TO BE DONE: Lines before the one containing "Extract the structured" are left out; copy that line and every later line through the end of the data exactly.

(Collected data entries)

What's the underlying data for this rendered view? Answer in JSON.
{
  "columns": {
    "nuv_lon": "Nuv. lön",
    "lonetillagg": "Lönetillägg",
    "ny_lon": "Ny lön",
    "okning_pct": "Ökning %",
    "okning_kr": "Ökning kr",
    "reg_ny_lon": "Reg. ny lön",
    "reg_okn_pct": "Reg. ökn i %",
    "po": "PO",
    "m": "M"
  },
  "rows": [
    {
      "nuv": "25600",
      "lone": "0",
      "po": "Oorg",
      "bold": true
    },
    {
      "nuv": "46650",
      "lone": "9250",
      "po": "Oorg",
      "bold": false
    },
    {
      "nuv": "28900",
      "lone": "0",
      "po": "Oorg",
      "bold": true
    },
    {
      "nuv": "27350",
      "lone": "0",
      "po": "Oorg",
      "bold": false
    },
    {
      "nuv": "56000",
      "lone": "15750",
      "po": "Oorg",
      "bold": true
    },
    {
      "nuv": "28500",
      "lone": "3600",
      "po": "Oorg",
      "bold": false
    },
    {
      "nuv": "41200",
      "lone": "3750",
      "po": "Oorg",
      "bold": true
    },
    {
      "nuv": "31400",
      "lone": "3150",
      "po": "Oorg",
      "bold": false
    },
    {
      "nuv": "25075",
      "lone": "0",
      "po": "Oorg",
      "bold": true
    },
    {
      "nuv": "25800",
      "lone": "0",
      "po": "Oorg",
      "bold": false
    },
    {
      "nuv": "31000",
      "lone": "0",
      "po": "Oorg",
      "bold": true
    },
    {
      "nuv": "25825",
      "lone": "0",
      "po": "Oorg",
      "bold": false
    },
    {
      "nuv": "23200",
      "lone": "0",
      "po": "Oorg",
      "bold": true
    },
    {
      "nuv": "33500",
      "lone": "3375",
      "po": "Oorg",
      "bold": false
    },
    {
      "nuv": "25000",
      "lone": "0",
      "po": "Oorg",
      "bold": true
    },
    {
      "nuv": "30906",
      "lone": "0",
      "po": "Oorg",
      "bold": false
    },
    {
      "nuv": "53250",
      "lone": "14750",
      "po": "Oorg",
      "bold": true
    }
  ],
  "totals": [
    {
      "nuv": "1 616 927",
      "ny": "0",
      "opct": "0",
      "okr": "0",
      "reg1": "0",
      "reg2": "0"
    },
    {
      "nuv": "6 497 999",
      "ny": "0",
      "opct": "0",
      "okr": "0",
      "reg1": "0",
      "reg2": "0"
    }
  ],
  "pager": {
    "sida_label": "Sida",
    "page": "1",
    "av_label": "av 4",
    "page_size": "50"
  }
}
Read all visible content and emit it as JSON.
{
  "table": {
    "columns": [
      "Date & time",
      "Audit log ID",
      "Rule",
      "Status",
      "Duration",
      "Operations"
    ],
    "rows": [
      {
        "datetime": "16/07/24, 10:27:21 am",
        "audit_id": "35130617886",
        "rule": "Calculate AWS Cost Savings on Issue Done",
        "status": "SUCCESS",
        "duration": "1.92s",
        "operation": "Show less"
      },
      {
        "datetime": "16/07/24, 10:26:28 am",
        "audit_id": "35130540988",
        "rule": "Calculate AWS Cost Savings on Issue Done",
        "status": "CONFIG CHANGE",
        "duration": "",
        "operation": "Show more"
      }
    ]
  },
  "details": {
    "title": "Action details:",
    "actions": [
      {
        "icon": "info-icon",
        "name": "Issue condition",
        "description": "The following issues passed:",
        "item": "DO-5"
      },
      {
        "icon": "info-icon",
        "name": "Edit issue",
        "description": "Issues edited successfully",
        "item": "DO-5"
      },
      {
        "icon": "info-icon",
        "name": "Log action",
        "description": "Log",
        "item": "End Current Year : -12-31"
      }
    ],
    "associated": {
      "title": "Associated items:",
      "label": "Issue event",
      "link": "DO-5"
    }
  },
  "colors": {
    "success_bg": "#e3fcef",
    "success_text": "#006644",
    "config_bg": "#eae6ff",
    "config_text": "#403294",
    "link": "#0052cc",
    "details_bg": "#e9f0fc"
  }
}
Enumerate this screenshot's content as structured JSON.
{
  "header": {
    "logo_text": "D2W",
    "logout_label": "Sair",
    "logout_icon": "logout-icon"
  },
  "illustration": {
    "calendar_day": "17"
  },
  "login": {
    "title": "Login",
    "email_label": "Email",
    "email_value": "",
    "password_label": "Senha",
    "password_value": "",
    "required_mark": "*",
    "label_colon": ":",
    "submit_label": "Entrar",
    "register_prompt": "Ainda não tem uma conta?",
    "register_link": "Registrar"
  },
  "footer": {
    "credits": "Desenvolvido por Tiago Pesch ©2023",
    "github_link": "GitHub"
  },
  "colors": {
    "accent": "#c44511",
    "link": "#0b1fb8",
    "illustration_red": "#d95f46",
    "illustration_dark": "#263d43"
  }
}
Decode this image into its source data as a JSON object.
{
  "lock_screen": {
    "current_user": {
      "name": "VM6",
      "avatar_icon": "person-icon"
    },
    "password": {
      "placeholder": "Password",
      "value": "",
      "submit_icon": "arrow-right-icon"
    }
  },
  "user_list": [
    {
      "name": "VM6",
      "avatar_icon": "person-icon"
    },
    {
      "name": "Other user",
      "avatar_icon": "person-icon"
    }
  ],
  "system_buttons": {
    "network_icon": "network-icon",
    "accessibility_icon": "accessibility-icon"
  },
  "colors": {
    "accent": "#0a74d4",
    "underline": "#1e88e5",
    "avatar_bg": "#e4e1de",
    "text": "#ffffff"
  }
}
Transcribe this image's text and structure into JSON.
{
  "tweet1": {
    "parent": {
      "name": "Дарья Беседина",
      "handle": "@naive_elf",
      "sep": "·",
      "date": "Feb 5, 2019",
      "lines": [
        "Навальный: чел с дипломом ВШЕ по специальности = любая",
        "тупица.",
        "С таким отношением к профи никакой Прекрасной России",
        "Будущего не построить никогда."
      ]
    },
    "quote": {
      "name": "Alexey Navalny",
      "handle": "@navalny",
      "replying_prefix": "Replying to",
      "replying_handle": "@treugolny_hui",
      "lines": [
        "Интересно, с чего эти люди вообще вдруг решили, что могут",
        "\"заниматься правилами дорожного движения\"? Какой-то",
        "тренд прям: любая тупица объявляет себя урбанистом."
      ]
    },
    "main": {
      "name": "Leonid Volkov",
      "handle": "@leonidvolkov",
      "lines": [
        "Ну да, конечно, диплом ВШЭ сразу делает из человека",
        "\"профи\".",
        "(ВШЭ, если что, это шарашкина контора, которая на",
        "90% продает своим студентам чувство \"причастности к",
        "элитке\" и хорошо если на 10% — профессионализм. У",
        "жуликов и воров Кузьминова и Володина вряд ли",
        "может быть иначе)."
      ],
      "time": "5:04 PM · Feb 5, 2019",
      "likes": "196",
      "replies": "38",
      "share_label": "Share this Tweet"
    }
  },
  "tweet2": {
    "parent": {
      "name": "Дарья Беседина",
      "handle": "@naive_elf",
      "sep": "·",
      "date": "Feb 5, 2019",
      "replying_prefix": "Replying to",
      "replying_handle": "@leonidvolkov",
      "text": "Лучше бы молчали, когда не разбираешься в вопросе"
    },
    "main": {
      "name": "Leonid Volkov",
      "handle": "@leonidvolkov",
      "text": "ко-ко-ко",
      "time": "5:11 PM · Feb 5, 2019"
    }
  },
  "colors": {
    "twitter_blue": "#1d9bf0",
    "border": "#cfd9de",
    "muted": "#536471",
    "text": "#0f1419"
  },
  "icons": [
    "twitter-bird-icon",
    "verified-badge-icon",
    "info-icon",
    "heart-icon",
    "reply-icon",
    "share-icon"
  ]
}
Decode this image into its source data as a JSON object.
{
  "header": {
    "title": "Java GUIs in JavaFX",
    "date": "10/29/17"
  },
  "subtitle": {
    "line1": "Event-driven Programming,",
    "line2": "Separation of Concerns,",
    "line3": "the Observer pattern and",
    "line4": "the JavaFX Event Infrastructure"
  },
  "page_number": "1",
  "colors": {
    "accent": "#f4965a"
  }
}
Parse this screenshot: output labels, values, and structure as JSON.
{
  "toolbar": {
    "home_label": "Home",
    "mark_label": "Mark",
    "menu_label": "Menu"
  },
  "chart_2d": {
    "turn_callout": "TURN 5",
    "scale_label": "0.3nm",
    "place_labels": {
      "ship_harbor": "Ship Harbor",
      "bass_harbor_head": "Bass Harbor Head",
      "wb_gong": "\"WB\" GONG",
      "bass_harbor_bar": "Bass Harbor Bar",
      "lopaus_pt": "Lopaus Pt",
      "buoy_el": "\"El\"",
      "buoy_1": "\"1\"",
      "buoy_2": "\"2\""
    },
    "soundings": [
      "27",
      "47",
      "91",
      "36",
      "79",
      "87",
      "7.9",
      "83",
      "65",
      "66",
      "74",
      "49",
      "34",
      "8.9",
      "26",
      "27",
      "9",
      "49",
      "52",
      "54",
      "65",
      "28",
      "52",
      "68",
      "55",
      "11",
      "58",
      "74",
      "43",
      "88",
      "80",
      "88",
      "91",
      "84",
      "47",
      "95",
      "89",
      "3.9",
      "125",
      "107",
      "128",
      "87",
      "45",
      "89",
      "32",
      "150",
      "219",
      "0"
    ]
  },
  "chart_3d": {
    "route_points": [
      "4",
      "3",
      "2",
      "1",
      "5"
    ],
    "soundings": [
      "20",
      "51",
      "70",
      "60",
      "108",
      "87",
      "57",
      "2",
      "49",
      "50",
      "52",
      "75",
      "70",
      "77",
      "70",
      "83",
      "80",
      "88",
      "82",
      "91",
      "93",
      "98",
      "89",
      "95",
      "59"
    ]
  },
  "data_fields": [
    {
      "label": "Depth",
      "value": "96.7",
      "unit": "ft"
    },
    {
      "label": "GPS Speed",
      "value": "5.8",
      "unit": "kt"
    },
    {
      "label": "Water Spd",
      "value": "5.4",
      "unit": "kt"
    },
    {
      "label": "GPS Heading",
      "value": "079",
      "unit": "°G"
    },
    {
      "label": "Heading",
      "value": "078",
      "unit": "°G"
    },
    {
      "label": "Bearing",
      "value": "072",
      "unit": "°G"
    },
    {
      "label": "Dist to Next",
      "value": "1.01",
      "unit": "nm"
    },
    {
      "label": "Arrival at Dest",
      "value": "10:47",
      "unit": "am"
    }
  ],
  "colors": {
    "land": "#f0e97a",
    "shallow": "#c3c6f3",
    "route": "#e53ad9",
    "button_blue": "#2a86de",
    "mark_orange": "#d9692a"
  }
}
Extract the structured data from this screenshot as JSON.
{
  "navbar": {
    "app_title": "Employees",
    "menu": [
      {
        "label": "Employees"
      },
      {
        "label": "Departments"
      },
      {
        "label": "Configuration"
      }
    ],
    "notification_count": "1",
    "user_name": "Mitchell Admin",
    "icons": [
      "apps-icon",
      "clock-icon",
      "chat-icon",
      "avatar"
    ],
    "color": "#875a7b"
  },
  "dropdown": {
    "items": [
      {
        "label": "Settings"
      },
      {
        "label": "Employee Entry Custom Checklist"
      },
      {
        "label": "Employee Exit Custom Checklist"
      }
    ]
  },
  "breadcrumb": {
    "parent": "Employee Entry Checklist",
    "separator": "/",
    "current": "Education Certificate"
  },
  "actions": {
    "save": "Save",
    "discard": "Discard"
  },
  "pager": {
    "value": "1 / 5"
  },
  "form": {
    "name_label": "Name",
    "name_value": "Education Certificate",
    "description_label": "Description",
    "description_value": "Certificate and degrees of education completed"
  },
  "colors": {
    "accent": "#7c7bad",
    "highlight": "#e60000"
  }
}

THE RESPONSE:
Extract the structured data from this screenshot as JSON.
{
  "navbar": {
    "app_title": "Employees",
    "menu": [
      {
        "label": "Employees"
      },
      {
        "label": "Departments"
      },
      {
        "label": "Configuration"
      }
    ],
    "notification_count": "1",
    "user_name": "Mitchell Admin",
    "icons": [
      "apps-icon",
      "clock-icon",
      "chat-icon",
      "avatar"
    ],
    "color": "#875a7b"
  },
  "dropdown": {
    "items": [
      {
        "label": "Settings"
      },
      {
        "label": "Employee Entry Custom Checklist"
      },
      {
        "label": "Employee Exit Custom Checklist"
      }
    ]
  },
  "breadcrumb": {
    "parent": "Employee Entry Checklist",
    "separator": "/",
    "current": "Education Certificate"
  },
  "actions": {
    "save": "Save",
    "discard": "Discard"
  },
  "pager": {
    "value": "1 / 5"
  },
  "form": {
    "name_label": "Name",
    "name_value": "Education Certificate",
    "description_label": "Description",
    "description_value": "Certificate and degrees of education completed"
  },
  "colors": {
    "accent": "#7c7bad",
    "highlight": "#e60000"
  }
}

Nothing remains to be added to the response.